---- PROVIDED DATA

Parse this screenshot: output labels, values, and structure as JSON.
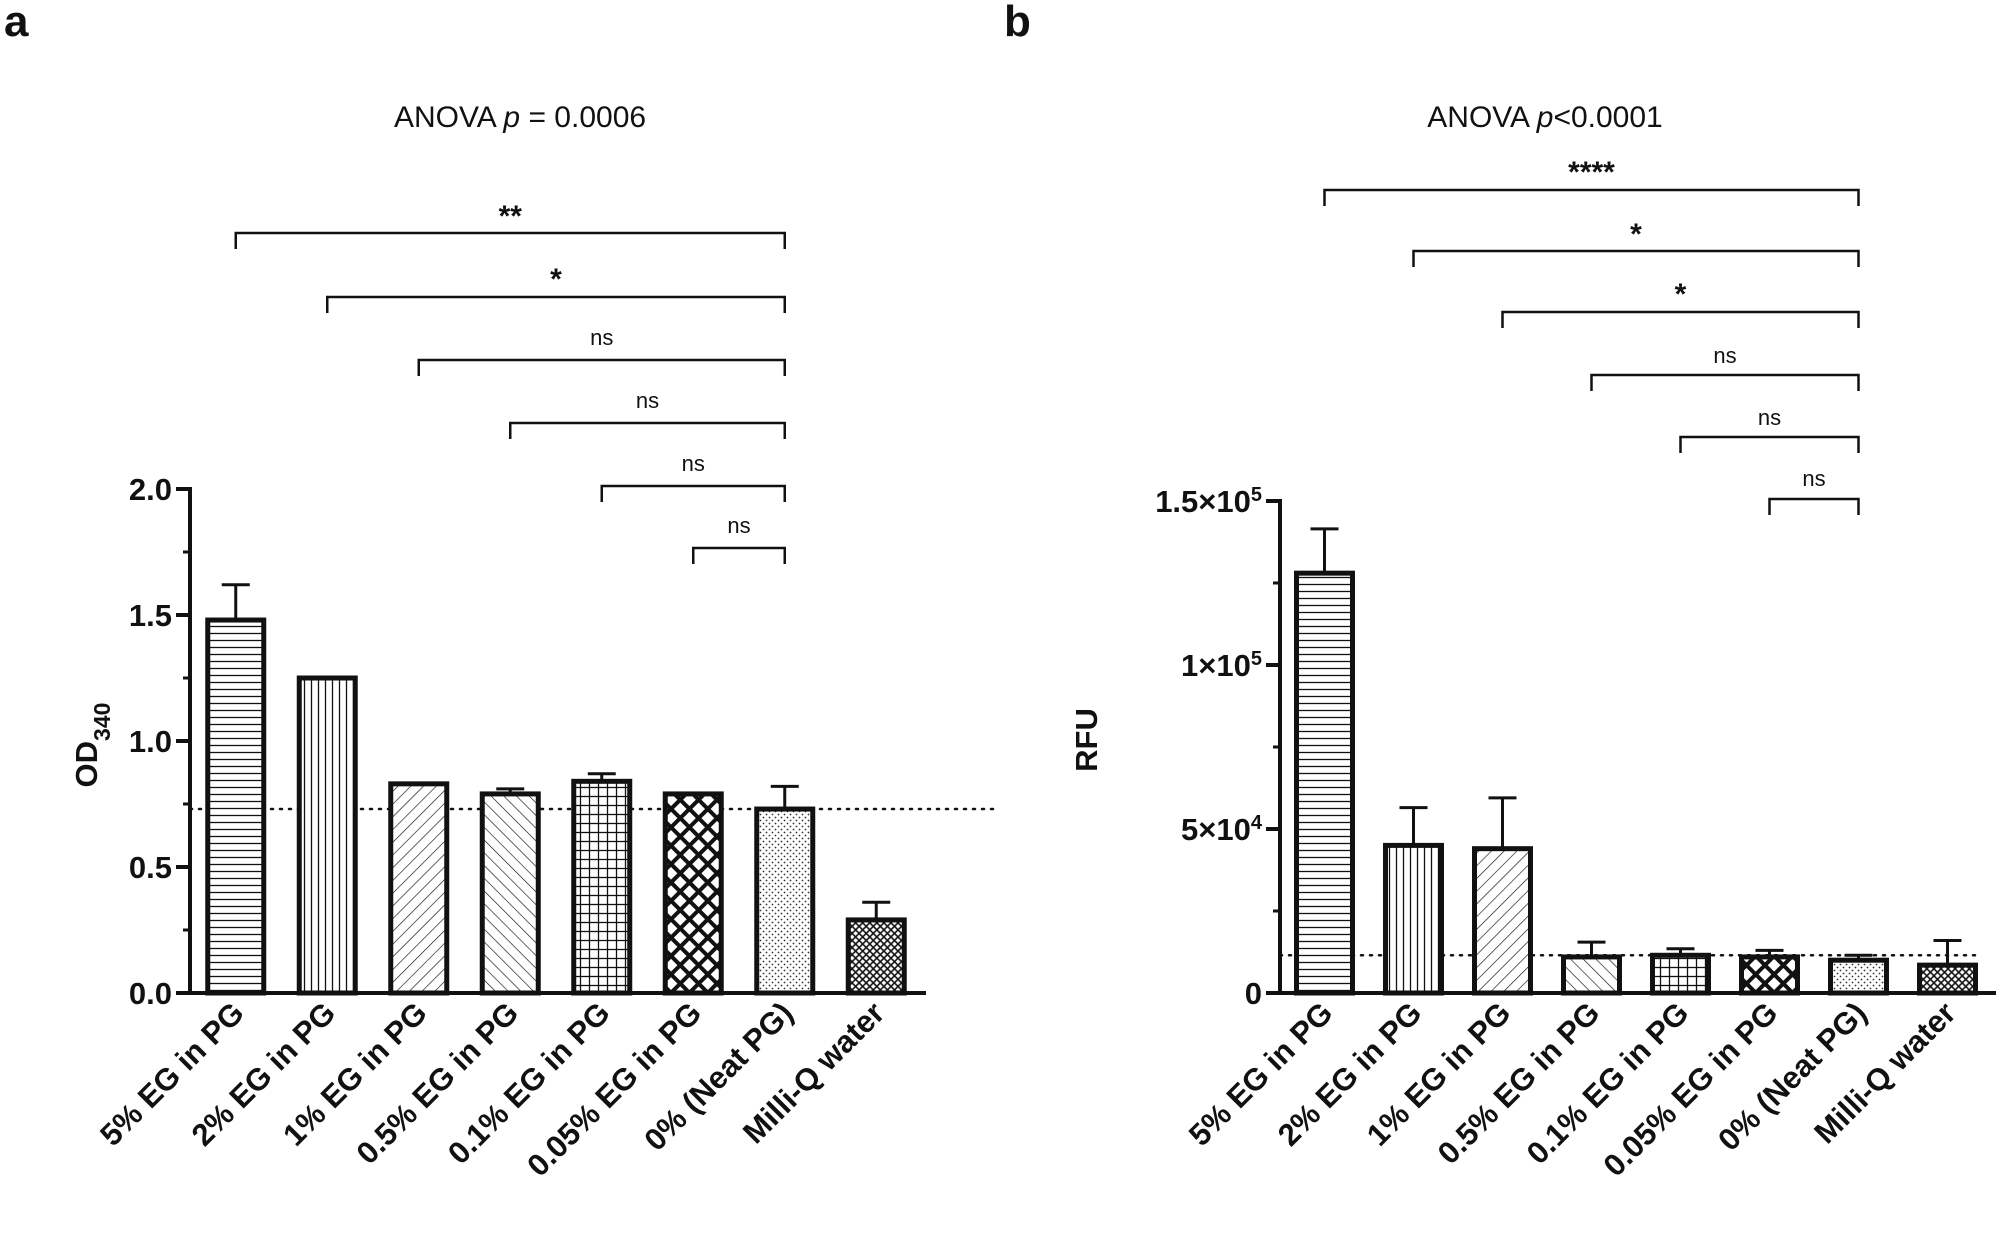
{
  "chart_data": [
    {
      "panel": "a",
      "type": "bar",
      "title": "ANOVA p = 0.0006",
      "title_parts": {
        "prefix": "ANOVA ",
        "p": "p",
        "suffix": " = 0.0006"
      },
      "ylabel": "OD340",
      "ylabel_parts": {
        "main": "OD",
        "sub": "340"
      },
      "xlabel": "",
      "ylim": [
        0,
        2.0
      ],
      "yticks": [
        {
          "value": 0.0,
          "label": "0.0"
        },
        {
          "value": 0.5,
          "label": "0.5"
        },
        {
          "value": 1.0,
          "label": "1.0"
        },
        {
          "value": 1.5,
          "label": "1.5"
        },
        {
          "value": 2.0,
          "label": "2.0"
        }
      ],
      "categories": [
        "5% EG in PG",
        "2% EG in PG",
        "1% EG in PG",
        "0.5% EG in PG",
        "0.1% EG in PG",
        "0.05% EG in PG",
        "0% (Neat PG)",
        "Milli-Q water"
      ],
      "values": [
        1.48,
        1.25,
        0.83,
        0.79,
        0.84,
        0.79,
        0.73,
        0.29
      ],
      "errors": [
        0.14,
        0.0,
        0.0,
        0.02,
        0.03,
        0.0,
        0.09,
        0.07
      ],
      "patterns": [
        "hlines",
        "vlines",
        "diag-right",
        "diag-left",
        "grid",
        "diamond",
        "dots",
        "crosshatch"
      ],
      "reference_line": 0.73,
      "comparisons": [
        {
          "from": "5% EG in PG",
          "to": "0% (Neat PG)",
          "label": "**"
        },
        {
          "from": "2% EG in PG",
          "to": "0% (Neat PG)",
          "label": "*"
        },
        {
          "from": "1% EG in PG",
          "to": "0% (Neat PG)",
          "label": "ns"
        },
        {
          "from": "0.5% EG in PG",
          "to": "0% (Neat PG)",
          "label": "ns"
        },
        {
          "from": "0.1% EG in PG",
          "to": "0% (Neat PG)",
          "label": "ns"
        },
        {
          "from": "0.05% EG in PG",
          "to": "0% (Neat PG)",
          "label": "ns"
        }
      ]
    },
    {
      "panel": "b",
      "type": "bar",
      "title": "ANOVA p<0.0001",
      "title_parts": {
        "prefix": "ANOVA ",
        "p": "p",
        "suffix": "<0.0001"
      },
      "ylabel": "RFU",
      "xlabel": "",
      "ylim": [
        0,
        150000
      ],
      "yticks": [
        {
          "value": 0,
          "label": "0"
        },
        {
          "value": 50000,
          "label": "5×10",
          "exp": "4"
        },
        {
          "value": 100000,
          "label": "1×10",
          "exp": "5"
        },
        {
          "value": 150000,
          "label": "1.5×10",
          "exp": "5"
        }
      ],
      "categories": [
        "5% EG in PG",
        "2% EG in PG",
        "1% EG in PG",
        "0.5% EG in PG",
        "0.1% EG in PG",
        "0.05% EG in PG",
        "0% (Neat PG)",
        "Milli-Q water"
      ],
      "values": [
        128000,
        45000,
        44000,
        11000,
        11500,
        11000,
        10000,
        8500
      ],
      "errors": [
        13500,
        11500,
        15500,
        4500,
        2000,
        2000,
        1500,
        7500
      ],
      "patterns": [
        "hlines",
        "vlines",
        "diag-right",
        "diag-left",
        "grid",
        "diamond",
        "dots",
        "crosshatch"
      ],
      "reference_line": 11500,
      "comparisons": [
        {
          "from": "5% EG in PG",
          "to": "0% (Neat PG)",
          "label": "****"
        },
        {
          "from": "2% EG in PG",
          "to": "0% (Neat PG)",
          "label": "*"
        },
        {
          "from": "1% EG in PG",
          "to": "0% (Neat PG)",
          "label": "*"
        },
        {
          "from": "0.5% EG in PG",
          "to": "0% (Neat PG)",
          "label": "ns"
        },
        {
          "from": "0.1% EG in PG",
          "to": "0% (Neat PG)",
          "label": "ns"
        },
        {
          "from": "0.05% EG in PG",
          "to": "0% (Neat PG)",
          "label": "ns"
        }
      ]
    }
  ],
  "colors": {
    "ink": "#111111",
    "bar_fill": "#ffffff"
  }
}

--------

DESCRIPTION OF THE TASK => Without including any pictures, please restate all the records exactly.

RESULT OF THIS EXERCISE =>
Parse this screenshot: output labels, values, and structure as JSON.
{
  "chart_data": [
    {
      "panel": "a",
      "type": "bar",
      "title": "ANOVA p = 0.0006",
      "title_parts": {
        "prefix": "ANOVA ",
        "p": "p",
        "suffix": " = 0.0006"
      },
      "ylabel": "OD340",
      "ylabel_parts": {
        "main": "OD",
        "sub": "340"
      },
      "xlabel": "",
      "ylim": [
        0,
        2.0
      ],
      "yticks": [
        {
          "value": 0.0,
          "label": "0.0"
        },
        {
          "value": 0.5,
          "label": "0.5"
        },
        {
          "value": 1.0,
          "label": "1.0"
        },
        {
          "value": 1.5,
          "label": "1.5"
        },
        {
          "value": 2.0,
          "label": "2.0"
        }
      ],
      "categories": [
        "5% EG in PG",
        "2% EG in PG",
        "1% EG in PG",
        "0.5% EG in PG",
        "0.1% EG in PG",
        "0.05% EG in PG",
        "0% (Neat PG)",
        "Milli-Q water"
      ],
      "values": [
        1.48,
        1.25,
        0.83,
        0.79,
        0.84,
        0.79,
        0.73,
        0.29
      ],
      "errors": [
        0.14,
        0.0,
        0.0,
        0.02,
        0.03,
        0.0,
        0.09,
        0.07
      ],
      "patterns": [
        "hlines",
        "vlines",
        "diag-right",
        "diag-left",
        "grid",
        "diamond",
        "dots",
        "crosshatch"
      ],
      "reference_line": 0.73,
      "comparisons": [
        {
          "from": "5% EG in PG",
          "to": "0% (Neat PG)",
          "label": "**"
        },
        {
          "from": "2% EG in PG",
          "to": "0% (Neat PG)",
          "label": "*"
        },
        {
          "from": "1% EG in PG",
          "to": "0% (Neat PG)",
          "label": "ns"
        },
        {
          "from": "0.5% EG in PG",
          "to": "0% (Neat PG)",
          "label": "ns"
        },
        {
          "from": "0.1% EG in PG",
          "to": "0% (Neat PG)",
          "label": "ns"
        },
        {
          "from": "0.05% EG in PG",
          "to": "0% (Neat PG)",
          "label": "ns"
        }
      ]
    },
    {
      "panel": "b",
      "type": "bar",
      "title": "ANOVA p<0.0001",
      "title_parts": {
        "prefix": "ANOVA ",
        "p": "p",
        "suffix": "<0.0001"
      },
      "ylabel": "RFU",
      "xlabel": "",
      "ylim": [
        0,
        150000
      ],
      "yticks": [
        {
          "value": 0,
          "label": "0"
        },
        {
          "value": 50000,
          "label": "5×10",
          "exp": "4"
        },
        {
          "value": 100000,
          "label": "1×10",
          "exp": "5"
        },
        {
          "value": 150000,
          "label": "1.5×10",
          "exp": "5"
        }
      ],
      "categories": [
        "5% EG in PG",
        "2% EG in PG",
        "1% EG in PG",
        "0.5% EG in PG",
        "0.1% EG in PG",
        "0.05% EG in PG",
        "0% (Neat PG)",
        "Milli-Q water"
      ],
      "values": [
        128000,
        45000,
        44000,
        11000,
        11500,
        11000,
        10000,
        8500
      ],
      "errors": [
        13500,
        11500,
        15500,
        4500,
        2000,
        2000,
        1500,
        7500
      ],
      "patterns": [
        "hlines",
        "vlines",
        "diag-right",
        "diag-left",
        "grid",
        "diamond",
        "dots",
        "crosshatch"
      ],
      "reference_line": 11500,
      "comparisons": [
        {
          "from": "5% EG in PG",
          "to": "0% (Neat PG)",
          "label": "****"
        },
        {
          "from": "2% EG in PG",
          "to": "0% (Neat PG)",
          "label": "*"
        },
        {
          "from": "1% EG in PG",
          "to": "0% (Neat PG)",
          "label": "*"
        },
        {
          "from": "0.5% EG in PG",
          "to": "0% (Neat PG)",
          "label": "ns"
        },
        {
          "from": "0.1% EG in PG",
          "to": "0% (Neat PG)",
          "label": "ns"
        },
        {
          "from": "0.05% EG in PG",
          "to": "0% (Neat PG)",
          "label": "ns"
        }
      ]
    }
  ],
  "colors": {
    "ink": "#111111",
    "bar_fill": "#ffffff"
  }
}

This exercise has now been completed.